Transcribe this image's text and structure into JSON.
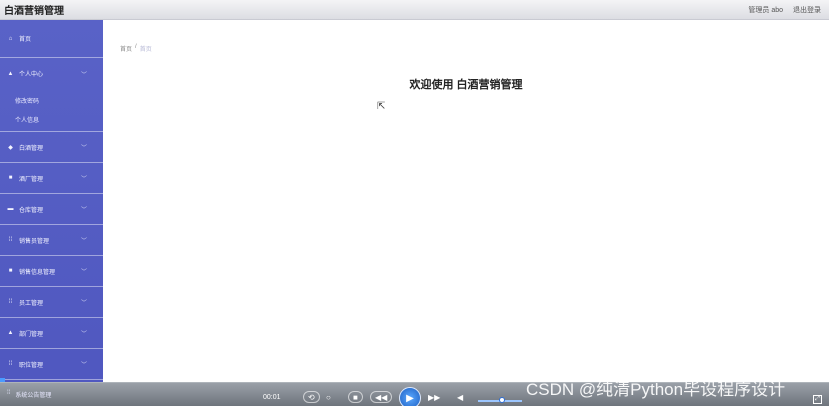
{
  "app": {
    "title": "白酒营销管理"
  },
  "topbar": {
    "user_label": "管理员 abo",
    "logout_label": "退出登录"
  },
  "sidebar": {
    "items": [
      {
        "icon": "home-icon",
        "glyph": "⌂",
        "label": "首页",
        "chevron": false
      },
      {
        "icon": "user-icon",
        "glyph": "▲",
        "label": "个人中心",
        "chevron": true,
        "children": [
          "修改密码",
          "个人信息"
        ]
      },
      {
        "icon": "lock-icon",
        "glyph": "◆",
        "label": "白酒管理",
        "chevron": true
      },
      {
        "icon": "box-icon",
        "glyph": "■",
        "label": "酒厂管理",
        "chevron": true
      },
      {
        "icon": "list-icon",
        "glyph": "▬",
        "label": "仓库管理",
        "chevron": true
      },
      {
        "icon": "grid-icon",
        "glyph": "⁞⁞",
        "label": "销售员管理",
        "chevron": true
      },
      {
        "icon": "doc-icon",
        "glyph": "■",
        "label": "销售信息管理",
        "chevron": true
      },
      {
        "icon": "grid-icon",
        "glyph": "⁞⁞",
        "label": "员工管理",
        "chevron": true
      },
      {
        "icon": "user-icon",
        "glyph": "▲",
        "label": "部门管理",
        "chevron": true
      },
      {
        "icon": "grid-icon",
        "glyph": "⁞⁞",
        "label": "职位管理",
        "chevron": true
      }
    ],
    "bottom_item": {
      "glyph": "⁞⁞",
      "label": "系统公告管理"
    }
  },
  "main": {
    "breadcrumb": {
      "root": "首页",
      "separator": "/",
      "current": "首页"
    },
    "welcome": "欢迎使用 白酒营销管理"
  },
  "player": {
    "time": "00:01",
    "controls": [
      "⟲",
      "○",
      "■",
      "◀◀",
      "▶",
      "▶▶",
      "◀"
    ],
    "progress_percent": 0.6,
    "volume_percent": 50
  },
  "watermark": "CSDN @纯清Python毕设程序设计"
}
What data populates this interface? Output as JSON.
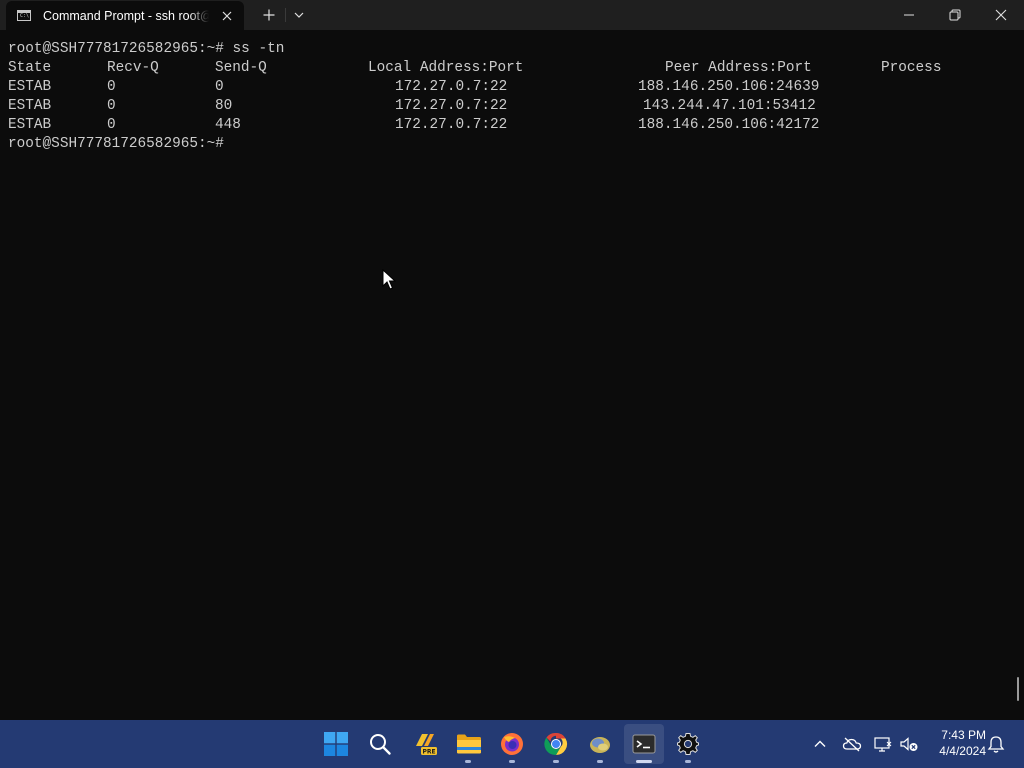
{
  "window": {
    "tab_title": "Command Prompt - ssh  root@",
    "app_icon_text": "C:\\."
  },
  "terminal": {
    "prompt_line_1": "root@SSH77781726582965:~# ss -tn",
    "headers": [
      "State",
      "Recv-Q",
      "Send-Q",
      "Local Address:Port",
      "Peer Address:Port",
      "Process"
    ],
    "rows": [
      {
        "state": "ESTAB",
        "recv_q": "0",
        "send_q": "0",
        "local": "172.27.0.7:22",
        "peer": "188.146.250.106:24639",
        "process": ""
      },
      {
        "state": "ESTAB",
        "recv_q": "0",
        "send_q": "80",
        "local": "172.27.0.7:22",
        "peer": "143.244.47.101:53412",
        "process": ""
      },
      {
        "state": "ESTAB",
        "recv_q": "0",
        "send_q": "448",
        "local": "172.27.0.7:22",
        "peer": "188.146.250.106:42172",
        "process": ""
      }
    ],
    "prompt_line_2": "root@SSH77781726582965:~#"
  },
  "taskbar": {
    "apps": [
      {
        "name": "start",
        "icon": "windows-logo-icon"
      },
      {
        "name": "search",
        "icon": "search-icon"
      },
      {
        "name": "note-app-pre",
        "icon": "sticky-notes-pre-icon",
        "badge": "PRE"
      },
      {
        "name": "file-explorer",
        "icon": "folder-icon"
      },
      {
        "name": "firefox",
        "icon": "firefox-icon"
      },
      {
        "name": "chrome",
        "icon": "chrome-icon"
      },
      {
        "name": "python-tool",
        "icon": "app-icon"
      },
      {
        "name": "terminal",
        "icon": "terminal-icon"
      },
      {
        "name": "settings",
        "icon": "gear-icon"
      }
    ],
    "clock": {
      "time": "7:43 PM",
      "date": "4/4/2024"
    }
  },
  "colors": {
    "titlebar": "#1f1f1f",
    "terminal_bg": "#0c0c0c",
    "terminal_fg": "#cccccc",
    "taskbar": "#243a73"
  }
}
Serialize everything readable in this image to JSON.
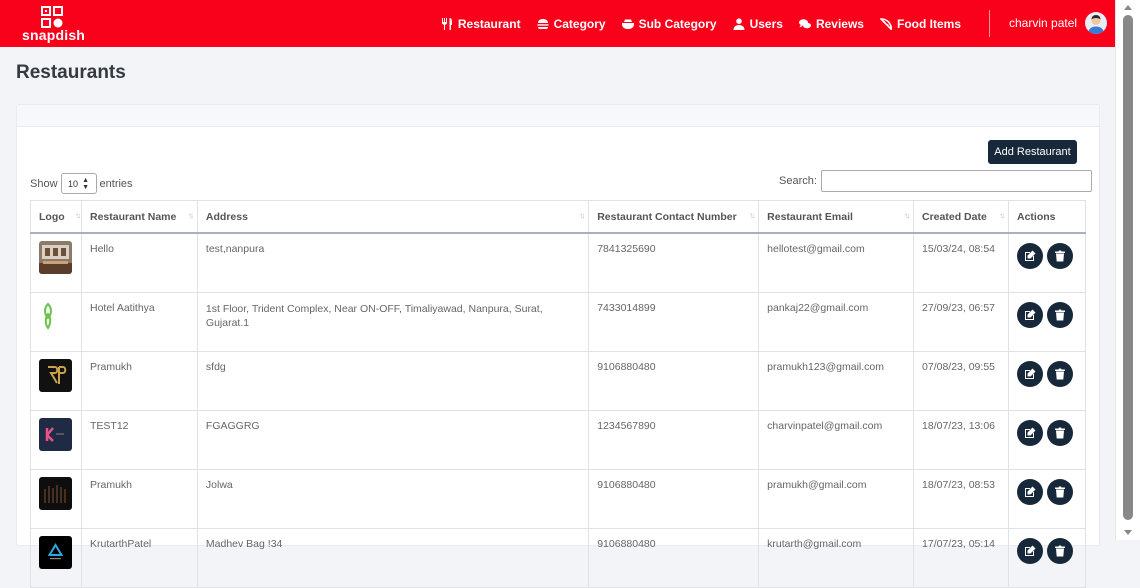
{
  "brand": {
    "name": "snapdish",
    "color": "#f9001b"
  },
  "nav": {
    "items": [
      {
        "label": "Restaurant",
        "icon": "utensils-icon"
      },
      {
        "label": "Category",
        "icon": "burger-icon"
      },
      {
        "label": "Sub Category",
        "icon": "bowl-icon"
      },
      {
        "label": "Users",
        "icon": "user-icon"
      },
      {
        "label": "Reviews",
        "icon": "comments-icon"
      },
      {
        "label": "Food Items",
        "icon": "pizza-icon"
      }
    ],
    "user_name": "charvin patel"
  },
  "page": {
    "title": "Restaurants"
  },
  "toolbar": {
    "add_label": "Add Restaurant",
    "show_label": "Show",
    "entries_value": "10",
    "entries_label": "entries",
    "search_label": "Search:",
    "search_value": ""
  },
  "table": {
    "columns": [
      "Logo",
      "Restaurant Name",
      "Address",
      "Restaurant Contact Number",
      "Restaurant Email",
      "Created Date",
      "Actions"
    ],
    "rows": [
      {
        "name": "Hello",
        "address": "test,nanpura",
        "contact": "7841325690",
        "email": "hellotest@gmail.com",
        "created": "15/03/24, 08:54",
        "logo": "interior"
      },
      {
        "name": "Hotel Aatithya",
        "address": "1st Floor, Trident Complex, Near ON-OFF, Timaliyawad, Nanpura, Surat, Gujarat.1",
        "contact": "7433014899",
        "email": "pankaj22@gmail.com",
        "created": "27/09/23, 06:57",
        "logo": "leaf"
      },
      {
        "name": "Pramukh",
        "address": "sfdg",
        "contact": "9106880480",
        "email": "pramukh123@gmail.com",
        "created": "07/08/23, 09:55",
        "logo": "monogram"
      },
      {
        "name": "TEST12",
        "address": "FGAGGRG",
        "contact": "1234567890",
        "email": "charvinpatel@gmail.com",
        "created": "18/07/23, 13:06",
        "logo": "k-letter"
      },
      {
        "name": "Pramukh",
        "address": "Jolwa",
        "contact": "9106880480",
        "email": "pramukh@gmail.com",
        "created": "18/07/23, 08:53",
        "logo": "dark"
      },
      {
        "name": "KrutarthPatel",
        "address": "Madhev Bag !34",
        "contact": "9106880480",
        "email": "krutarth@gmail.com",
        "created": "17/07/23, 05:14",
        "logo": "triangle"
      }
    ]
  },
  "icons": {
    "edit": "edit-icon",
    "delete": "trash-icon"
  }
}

# # #

» Brief
Return the listing above word for word, with the pictures removed.

» Solution to the exercise
Transcribe this image's text and structure into JSON.
{
  "app": {
    "title": "白酒营销管理"
  },
  "topbar": {
    "user_label": "管理员 abo",
    "logout_label": "退出登录"
  },
  "sidebar": {
    "items": [
      {
        "icon": "home-icon",
        "glyph": "⌂",
        "label": "首页",
        "chevron": false
      },
      {
        "icon": "user-icon",
        "glyph": "▲",
        "label": "个人中心",
        "chevron": true,
        "children": [
          "修改密码",
          "个人信息"
        ]
      },
      {
        "icon": "lock-icon",
        "glyph": "◆",
        "label": "白酒管理",
        "chevron": true
      },
      {
        "icon": "box-icon",
        "glyph": "■",
        "label": "酒厂管理",
        "chevron": true
      },
      {
        "icon": "list-icon",
        "glyph": "▬",
        "label": "仓库管理",
        "chevron": true
      },
      {
        "icon": "grid-icon",
        "glyph": "⁞⁞",
        "label": "销售员管理",
        "chevron": true
      },
      {
        "icon": "doc-icon",
        "glyph": "■",
        "label": "销售信息管理",
        "chevron": true
      },
      {
        "icon": "grid-icon",
        "glyph": "⁞⁞",
        "label": "员工管理",
        "chevron": true
      },
      {
        "icon": "user-icon",
        "glyph": "▲",
        "label": "部门管理",
        "chevron": true
      },
      {
        "icon": "grid-icon",
        "glyph": "⁞⁞",
        "label": "职位管理",
        "chevron": true
      }
    ],
    "bottom_item": {
      "glyph": "⁞⁞",
      "label": "系统公告管理"
    }
  },
  "main": {
    "breadcrumb": {
      "root": "首页",
      "separator": "/",
      "current": "首页"
    },
    "welcome": "欢迎使用 白酒营销管理"
  },
  "player": {
    "time": "00:01",
    "controls": [
      "⟲",
      "○",
      "■",
      "◀◀",
      "▶",
      "▶▶",
      "◀"
    ],
    "progress_percent": 0.6,
    "volume_percent": 50
  },
  "watermark": "CSDN @纯清Python毕设程序设计"
}
What data populates this interface? Output as JSON.
{
  "window": {
    "tab_title": "Command Prompt - ssh  root@",
    "app_icon_text": "C:\\."
  },
  "terminal": {
    "prompt_line_1": "root@SSH77781726582965:~# ss -tn",
    "headers": [
      "State",
      "Recv-Q",
      "Send-Q",
      "Local Address:Port",
      "Peer Address:Port",
      "Process"
    ],
    "rows": [
      {
        "state": "ESTAB",
        "recv_q": "0",
        "send_q": "0",
        "local": "172.27.0.7:22",
        "peer": "188.146.250.106:24639",
        "process": ""
      },
      {
        "state": "ESTAB",
        "recv_q": "0",
        "send_q": "80",
        "local": "172.27.0.7:22",
        "peer": "143.244.47.101:53412",
        "process": ""
      },
      {
        "state": "ESTAB",
        "recv_q": "0",
        "send_q": "448",
        "local": "172.27.0.7:22",
        "peer": "188.146.250.106:42172",
        "process": ""
      }
    ],
    "prompt_line_2": "root@SSH77781726582965:~#"
  },
  "taskbar": {
    "apps": [
      {
        "name": "start",
        "icon": "windows-logo-icon"
      },
      {
        "name": "search",
        "icon": "search-icon"
      },
      {
        "name": "note-app-pre",
        "icon": "sticky-notes-pre-icon",
        "badge": "PRE"
      },
      {
        "name": "file-explorer",
        "icon": "folder-icon"
      },
      {
        "name": "firefox",
        "icon": "firefox-icon"
      },
      {
        "name": "chrome",
        "icon": "chrome-icon"
      },
      {
        "name": "python-tool",
        "icon": "app-icon"
      },
      {
        "name": "terminal",
        "icon": "terminal-icon"
      },
      {
        "name": "settings",
        "icon": "gear-icon"
      }
    ],
    "clock": {
      "time": "7:43 PM",
      "date": "4/4/2024"
    }
  },
  "colors": {
    "titlebar": "#1f1f1f",
    "terminal_bg": "#0c0c0c",
    "terminal_fg": "#cccccc",
    "taskbar": "#243a73"
  }
}
Serialize everything readable in this image to JSON.
{
  "brand": {
    "name": "snapdish",
    "color": "#f9001b"
  },
  "nav": {
    "items": [
      {
        "label": "Restaurant",
        "icon": "utensils-icon"
      },
      {
        "label": "Category",
        "icon": "burger-icon"
      },
      {
        "label": "Sub Category",
        "icon": "bowl-icon"
      },
      {
        "label": "Users",
        "icon": "user-icon"
      },
      {
        "label": "Reviews",
        "icon": "comments-icon"
      },
      {
        "label": "Food Items",
        "icon": "pizza-icon"
      }
    ],
    "user_name": "charvin patel"
  },
  "page": {
    "title": "Restaurants"
  },
  "toolbar": {
    "add_label": "Add Restaurant",
    "show_label": "Show",
    "entries_value": "10",
    "entries_label": "entries",
    "search_label": "Search:",
    "search_value": ""
  },
  "table": {
    "columns": [
      "Logo",
      "Restaurant Name",
      "Address",
      "Restaurant Contact Number",
      "Restaurant Email",
      "Created Date",
      "Actions"
    ],
    "rows": [
      {
        "name": "Hello",
        "address": "test,nanpura",
        "contact": "7841325690",
        "email": "hellotest@gmail.com",
        "created": "15/03/24, 08:54",
        "logo": "interior"
      },
      {
        "name": "Hotel Aatithya",
        "address": "1st Floor, Trident Complex, Near ON-OFF, Timaliyawad, Nanpura, Surat, Gujarat.1",
        "contact": "7433014899",
        "email": "pankaj22@gmail.com",
        "created": "27/09/23, 06:57",
        "logo": "leaf"
      },
      {
        "name": "Pramukh",
        "address": "sfdg",
        "contact": "9106880480",
        "email": "pramukh123@gmail.com",
        "created": "07/08/23, 09:55",
        "logo": "monogram"
      },
      {
        "name": "TEST12",
        "address": "FGAGGRG",
        "contact": "1234567890",
        "email": "charvinpatel@gmail.com",
        "created": "18/07/23, 13:06",
        "logo": "k-letter"
      },
      {
        "name": "Pramukh",
        "address": "Jolwa",
        "contact": "9106880480",
        "email": "pramukh@gmail.com",
        "created": "18/07/23, 08:53",
        "logo": "dark"
      },
      {
        "name": "KrutarthPatel",
        "address": "Madhev Bag !34",
        "contact": "9106880480",
        "email": "krutarth@gmail.com",
        "created": "17/07/23, 05:14",
        "logo": "triangle"
      }
    ]
  },
  "icons": {
    "edit": "edit-icon",
    "delete": "trash-icon"
  }
}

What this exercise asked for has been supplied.